Rows:
__________________________________________________

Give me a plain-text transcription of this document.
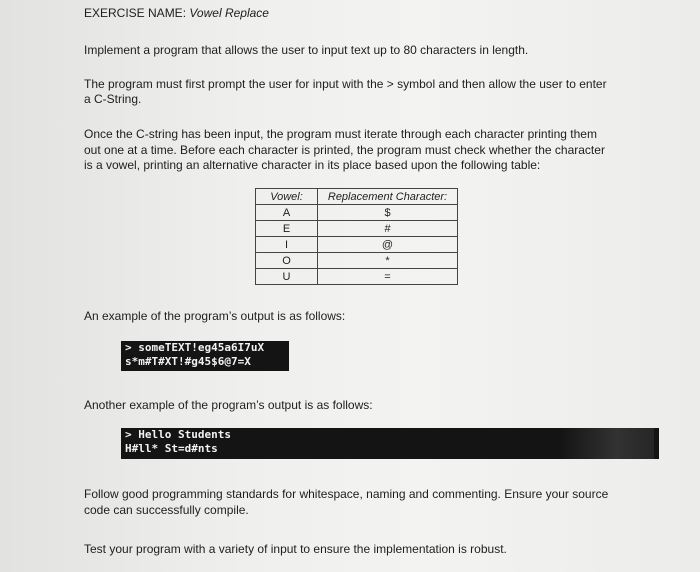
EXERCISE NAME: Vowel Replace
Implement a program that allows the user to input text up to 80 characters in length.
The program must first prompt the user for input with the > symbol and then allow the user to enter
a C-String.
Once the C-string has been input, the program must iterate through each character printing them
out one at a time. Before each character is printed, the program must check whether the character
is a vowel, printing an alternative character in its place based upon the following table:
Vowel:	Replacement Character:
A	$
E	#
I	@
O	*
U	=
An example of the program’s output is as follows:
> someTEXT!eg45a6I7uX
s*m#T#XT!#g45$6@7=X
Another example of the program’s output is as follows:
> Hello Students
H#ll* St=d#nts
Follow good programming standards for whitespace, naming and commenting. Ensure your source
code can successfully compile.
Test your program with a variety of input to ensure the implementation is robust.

__________________________________________________

Your instructions: Copy all lines above containing the string "follows".

Exercise solution:
An example of the program’s output is as follows:
Another example of the program’s output is as follows:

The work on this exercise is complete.